--- start of Information given ---

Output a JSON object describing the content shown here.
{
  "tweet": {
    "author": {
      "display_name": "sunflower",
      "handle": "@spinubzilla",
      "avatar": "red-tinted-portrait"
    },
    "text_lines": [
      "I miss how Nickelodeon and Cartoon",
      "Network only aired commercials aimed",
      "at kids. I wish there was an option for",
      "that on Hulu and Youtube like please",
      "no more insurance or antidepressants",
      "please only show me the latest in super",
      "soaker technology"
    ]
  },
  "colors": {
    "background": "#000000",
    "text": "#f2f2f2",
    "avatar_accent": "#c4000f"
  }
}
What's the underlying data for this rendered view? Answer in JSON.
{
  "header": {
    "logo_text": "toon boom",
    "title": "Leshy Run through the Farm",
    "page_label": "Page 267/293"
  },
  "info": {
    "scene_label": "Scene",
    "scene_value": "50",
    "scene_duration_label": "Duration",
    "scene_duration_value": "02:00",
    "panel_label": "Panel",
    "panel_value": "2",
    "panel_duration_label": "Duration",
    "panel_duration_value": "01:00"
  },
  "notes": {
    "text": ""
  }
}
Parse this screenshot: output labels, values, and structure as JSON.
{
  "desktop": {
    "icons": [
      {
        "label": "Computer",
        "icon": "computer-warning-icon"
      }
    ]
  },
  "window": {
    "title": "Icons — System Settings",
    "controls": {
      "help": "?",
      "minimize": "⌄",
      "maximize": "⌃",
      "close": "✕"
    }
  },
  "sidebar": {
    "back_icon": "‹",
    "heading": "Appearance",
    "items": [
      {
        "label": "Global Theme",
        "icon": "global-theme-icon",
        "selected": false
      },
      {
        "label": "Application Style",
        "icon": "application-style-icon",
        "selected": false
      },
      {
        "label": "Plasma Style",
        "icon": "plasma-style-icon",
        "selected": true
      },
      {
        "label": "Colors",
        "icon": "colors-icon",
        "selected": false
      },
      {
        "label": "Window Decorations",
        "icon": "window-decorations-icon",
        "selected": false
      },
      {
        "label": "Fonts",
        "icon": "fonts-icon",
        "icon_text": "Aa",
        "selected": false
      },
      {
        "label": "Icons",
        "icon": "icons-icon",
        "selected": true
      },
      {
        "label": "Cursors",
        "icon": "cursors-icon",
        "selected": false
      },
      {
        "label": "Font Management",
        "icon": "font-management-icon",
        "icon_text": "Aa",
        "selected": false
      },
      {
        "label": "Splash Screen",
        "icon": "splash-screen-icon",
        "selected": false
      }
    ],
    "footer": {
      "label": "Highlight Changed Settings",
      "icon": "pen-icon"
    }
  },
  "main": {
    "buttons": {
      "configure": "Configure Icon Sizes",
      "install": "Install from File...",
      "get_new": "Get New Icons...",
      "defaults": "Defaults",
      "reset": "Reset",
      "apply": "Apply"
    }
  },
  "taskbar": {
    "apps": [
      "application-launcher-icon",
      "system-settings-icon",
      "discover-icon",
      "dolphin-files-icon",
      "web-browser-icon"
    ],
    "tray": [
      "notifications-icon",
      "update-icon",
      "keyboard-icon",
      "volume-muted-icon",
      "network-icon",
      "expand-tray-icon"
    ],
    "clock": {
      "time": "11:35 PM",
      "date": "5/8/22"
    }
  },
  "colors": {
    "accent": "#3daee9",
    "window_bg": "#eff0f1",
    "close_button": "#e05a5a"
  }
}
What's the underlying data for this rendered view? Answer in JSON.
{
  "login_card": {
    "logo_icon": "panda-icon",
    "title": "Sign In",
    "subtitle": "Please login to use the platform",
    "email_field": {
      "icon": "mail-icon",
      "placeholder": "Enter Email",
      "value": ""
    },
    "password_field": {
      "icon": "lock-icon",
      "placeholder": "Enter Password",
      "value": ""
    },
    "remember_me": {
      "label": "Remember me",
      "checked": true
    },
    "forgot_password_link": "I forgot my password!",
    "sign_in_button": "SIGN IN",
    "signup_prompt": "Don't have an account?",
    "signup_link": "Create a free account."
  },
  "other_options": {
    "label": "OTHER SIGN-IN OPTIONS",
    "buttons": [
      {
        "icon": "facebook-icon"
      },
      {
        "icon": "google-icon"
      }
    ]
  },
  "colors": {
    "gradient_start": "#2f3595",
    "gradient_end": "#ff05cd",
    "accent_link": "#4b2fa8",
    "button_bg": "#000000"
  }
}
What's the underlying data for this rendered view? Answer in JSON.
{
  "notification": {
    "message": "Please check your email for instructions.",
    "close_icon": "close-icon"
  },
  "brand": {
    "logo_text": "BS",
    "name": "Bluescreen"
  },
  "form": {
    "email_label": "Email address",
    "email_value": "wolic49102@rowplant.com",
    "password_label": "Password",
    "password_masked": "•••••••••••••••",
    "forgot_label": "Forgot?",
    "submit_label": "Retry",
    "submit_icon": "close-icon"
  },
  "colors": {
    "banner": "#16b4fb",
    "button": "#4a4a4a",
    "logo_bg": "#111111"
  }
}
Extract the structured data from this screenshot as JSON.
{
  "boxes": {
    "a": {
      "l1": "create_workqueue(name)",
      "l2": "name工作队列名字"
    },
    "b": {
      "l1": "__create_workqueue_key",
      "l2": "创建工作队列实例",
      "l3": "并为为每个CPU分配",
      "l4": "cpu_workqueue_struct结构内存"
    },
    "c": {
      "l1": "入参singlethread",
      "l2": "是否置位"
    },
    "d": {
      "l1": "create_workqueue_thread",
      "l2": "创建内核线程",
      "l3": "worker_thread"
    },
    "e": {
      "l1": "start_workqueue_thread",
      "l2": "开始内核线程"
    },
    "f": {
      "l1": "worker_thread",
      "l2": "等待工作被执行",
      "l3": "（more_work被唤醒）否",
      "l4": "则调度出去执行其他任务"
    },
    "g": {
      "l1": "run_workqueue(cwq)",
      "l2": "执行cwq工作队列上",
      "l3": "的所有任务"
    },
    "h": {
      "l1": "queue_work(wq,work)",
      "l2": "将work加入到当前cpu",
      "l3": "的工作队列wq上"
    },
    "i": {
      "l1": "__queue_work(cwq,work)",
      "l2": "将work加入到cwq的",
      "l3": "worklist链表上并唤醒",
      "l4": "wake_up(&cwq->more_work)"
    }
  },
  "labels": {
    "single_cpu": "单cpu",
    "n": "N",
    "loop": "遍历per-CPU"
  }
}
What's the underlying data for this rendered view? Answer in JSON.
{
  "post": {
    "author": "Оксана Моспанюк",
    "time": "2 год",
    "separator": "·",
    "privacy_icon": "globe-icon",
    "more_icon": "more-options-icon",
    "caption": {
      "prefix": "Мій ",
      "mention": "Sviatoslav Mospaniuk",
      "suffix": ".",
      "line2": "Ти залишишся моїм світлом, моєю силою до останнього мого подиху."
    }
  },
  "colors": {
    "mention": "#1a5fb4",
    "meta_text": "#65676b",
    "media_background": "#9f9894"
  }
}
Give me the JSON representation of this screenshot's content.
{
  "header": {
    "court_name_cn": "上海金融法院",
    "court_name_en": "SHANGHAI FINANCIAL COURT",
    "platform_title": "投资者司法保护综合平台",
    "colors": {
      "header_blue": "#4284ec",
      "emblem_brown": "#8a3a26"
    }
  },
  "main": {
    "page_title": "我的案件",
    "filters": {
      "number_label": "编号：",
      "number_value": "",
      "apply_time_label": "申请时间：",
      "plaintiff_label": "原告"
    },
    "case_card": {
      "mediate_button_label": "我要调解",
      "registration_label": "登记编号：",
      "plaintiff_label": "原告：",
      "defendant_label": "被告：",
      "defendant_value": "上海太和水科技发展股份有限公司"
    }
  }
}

--- end of Information given ---

* **What is expected**:
Each entry above is to be printed again exactly.

* **Reply to the exercise**:
Output a JSON object describing the content shown here.
{
  "tweet": {
    "author": {
      "display_name": "sunflower",
      "handle": "@spinubzilla",
      "avatar": "red-tinted-portrait"
    },
    "text_lines": [
      "I miss how Nickelodeon and Cartoon",
      "Network only aired commercials aimed",
      "at kids. I wish there was an option for",
      "that on Hulu and Youtube like please",
      "no more insurance or antidepressants",
      "please only show me the latest in super",
      "soaker technology"
    ]
  },
  "colors": {
    "background": "#000000",
    "text": "#f2f2f2",
    "avatar_accent": "#c4000f"
  }
}
What's the underlying data for this rendered view? Answer in JSON.
{
  "header": {
    "logo_text": "toon boom",
    "title": "Leshy Run through the Farm",
    "page_label": "Page 267/293"
  },
  "info": {
    "scene_label": "Scene",
    "scene_value": "50",
    "scene_duration_label": "Duration",
    "scene_duration_value": "02:00",
    "panel_label": "Panel",
    "panel_value": "2",
    "panel_duration_label": "Duration",
    "panel_duration_value": "01:00"
  },
  "notes": {
    "text": ""
  }
}
Parse this screenshot: output labels, values, and structure as JSON.
{
  "desktop": {
    "icons": [
      {
        "label": "Computer",
        "icon": "computer-warning-icon"
      }
    ]
  },
  "window": {
    "title": "Icons — System Settings",
    "controls": {
      "help": "?",
      "minimize": "⌄",
      "maximize": "⌃",
      "close": "✕"
    }
  },
  "sidebar": {
    "back_icon": "‹",
    "heading": "Appearance",
    "items": [
      {
        "label": "Global Theme",
        "icon": "global-theme-icon",
        "selected": false
      },
      {
        "label": "Application Style",
        "icon": "application-style-icon",
        "selected": false
      },
      {
        "label": "Plasma Style",
        "icon": "plasma-style-icon",
        "selected": true
      },
      {
        "label": "Colors",
        "icon": "colors-icon",
        "selected": false
      },
      {
        "label": "Window Decorations",
        "icon": "window-decorations-icon",
        "selected": false
      },
      {
        "label": "Fonts",
        "icon": "fonts-icon",
        "icon_text": "Aa",
        "selected": false
      },
      {
        "label": "Icons",
        "icon": "icons-icon",
        "selected": true
      },
      {
        "label": "Cursors",
        "icon": "cursors-icon",
        "selected": false
      },
      {
        "label": "Font Management",
        "icon": "font-management-icon",
        "icon_text": "Aa",
        "selected": false
      },
      {
        "label": "Splash Screen",
        "icon": "splash-screen-icon",
        "selected": false
      }
    ],
    "footer": {
      "label": "Highlight Changed Settings",
      "icon": "pen-icon"
    }
  },
  "main": {
    "buttons": {
      "configure": "Configure Icon Sizes",
      "install": "Install from File...",
      "get_new": "Get New Icons...",
      "defaults": "Defaults",
      "reset": "Reset",
      "apply": "Apply"
    }
  },
  "taskbar": {
    "apps": [
      "application-launcher-icon",
      "system-settings-icon",
      "discover-icon",
      "dolphin-files-icon",
      "web-browser-icon"
    ],
    "tray": [
      "notifications-icon",
      "update-icon",
      "keyboard-icon",
      "volume-muted-icon",
      "network-icon",
      "expand-tray-icon"
    ],
    "clock": {
      "time": "11:35 PM",
      "date": "5/8/22"
    }
  },
  "colors": {
    "accent": "#3daee9",
    "window_bg": "#eff0f1",
    "close_button": "#e05a5a"
  }
}
What's the underlying data for this rendered view? Answer in JSON.
{
  "login_card": {
    "logo_icon": "panda-icon",
    "title": "Sign In",
    "subtitle": "Please login to use the platform",
    "email_field": {
      "icon": "mail-icon",
      "placeholder": "Enter Email",
      "value": ""
    },
    "password_field": {
      "icon": "lock-icon",
      "placeholder": "Enter Password",
      "value": ""
    },
    "remember_me": {
      "label": "Remember me",
      "checked": true
    },
    "forgot_password_link": "I forgot my password!",
    "sign_in_button": "SIGN IN",
    "signup_prompt": "Don't have an account?",
    "signup_link": "Create a free account."
  },
  "other_options": {
    "label": "OTHER SIGN-IN OPTIONS",
    "buttons": [
      {
        "icon": "facebook-icon"
      },
      {
        "icon": "google-icon"
      }
    ]
  },
  "colors": {
    "gradient_start": "#2f3595",
    "gradient_end": "#ff05cd",
    "accent_link": "#4b2fa8",
    "button_bg": "#000000"
  }
}
What's the underlying data for this rendered view? Answer in JSON.
{
  "notification": {
    "message": "Please check your email for instructions.",
    "close_icon": "close-icon"
  },
  "brand": {
    "logo_text": "BS",
    "name": "Bluescreen"
  },
  "form": {
    "email_label": "Email address",
    "email_value": "wolic49102@rowplant.com",
    "password_label": "Password",
    "password_masked": "•••••••••••••••",
    "forgot_label": "Forgot?",
    "submit_label": "Retry",
    "submit_icon": "close-icon"
  },
  "colors": {
    "banner": "#16b4fb",
    "button": "#4a4a4a",
    "logo_bg": "#111111"
  }
}
Extract the structured data from this screenshot as JSON.
{
  "boxes": {
    "a": {
      "l1": "create_workqueue(name)",
      "l2": "name工作队列名字"
    },
    "b": {
      "l1": "__create_workqueue_key",
      "l2": "创建工作队列实例",
      "l3": "并为为每个CPU分配",
      "l4": "cpu_workqueue_struct结构内存"
    },
    "c": {
      "l1": "入参singlethread",
      "l2": "是否置位"
    },
    "d": {
      "l1": "create_workqueue_thread",
      "l2": "创建内核线程",
      "l3": "worker_thread"
    },
    "e": {
      "l1": "start_workqueue_thread",
      "l2": "开始内核线程"
    },
    "f": {
      "l1": "worker_thread",
      "l2": "等待工作被执行",
      "l3": "（more_work被唤醒）否",
      "l4": "则调度出去执行其他任务"
    },
    "g": {
      "l1": "run_workqueue(cwq)",
      "l2": "执行cwq工作队列上",
      "l3": "的所有任务"
    },
    "h": {
      "l1": "queue_work(wq,work)",
      "l2": "将work加入到当前cpu",
      "l3": "的工作队列wq上"
    },
    "i": {
      "l1": "__queue_work(cwq,work)",
      "l2": "将work加入到cwq的",
      "l3": "worklist链表上并唤醒",
      "l4": "wake_up(&cwq->more_work)"
    }
  },
  "labels": {
    "single_cpu": "单cpu",
    "n": "N",
    "loop": "遍历per-CPU"
  }
}
What's the underlying data for this rendered view? Answer in JSON.
{
  "post": {
    "author": "Оксана Моспанюк",
    "time": "2 год",
    "separator": "·",
    "privacy_icon": "globe-icon",
    "more_icon": "more-options-icon",
    "caption": {
      "prefix": "Мій ",
      "mention": "Sviatoslav Mospaniuk",
      "suffix": ".",
      "line2": "Ти залишишся моїм світлом, моєю силою до останнього мого подиху."
    }
  },
  "colors": {
    "mention": "#1a5fb4",
    "meta_text": "#65676b",
    "media_background": "#9f9894"
  }
}
Give me the JSON representation of this screenshot's content.
{
  "header": {
    "court_name_cn": "上海金融法院",
    "court_name_en": "SHANGHAI FINANCIAL COURT",
    "platform_title": "投资者司法保护综合平台",
    "colors": {
      "header_blue": "#4284ec",
      "emblem_brown": "#8a3a26"
    }
  },
  "main": {
    "page_title": "我的案件",
    "filters": {
      "number_label": "编号：",
      "number_value": "",
      "apply_time_label": "申请时间：",
      "plaintiff_label": "原告"
    },
    "case_card": {
      "mediate_button_label": "我要调解",
      "registration_label": "登记编号：",
      "plaintiff_label": "原告：",
      "defendant_label": "被告：",
      "defendant_value": "上海太和水科技发展股份有限公司"
    }
  }
}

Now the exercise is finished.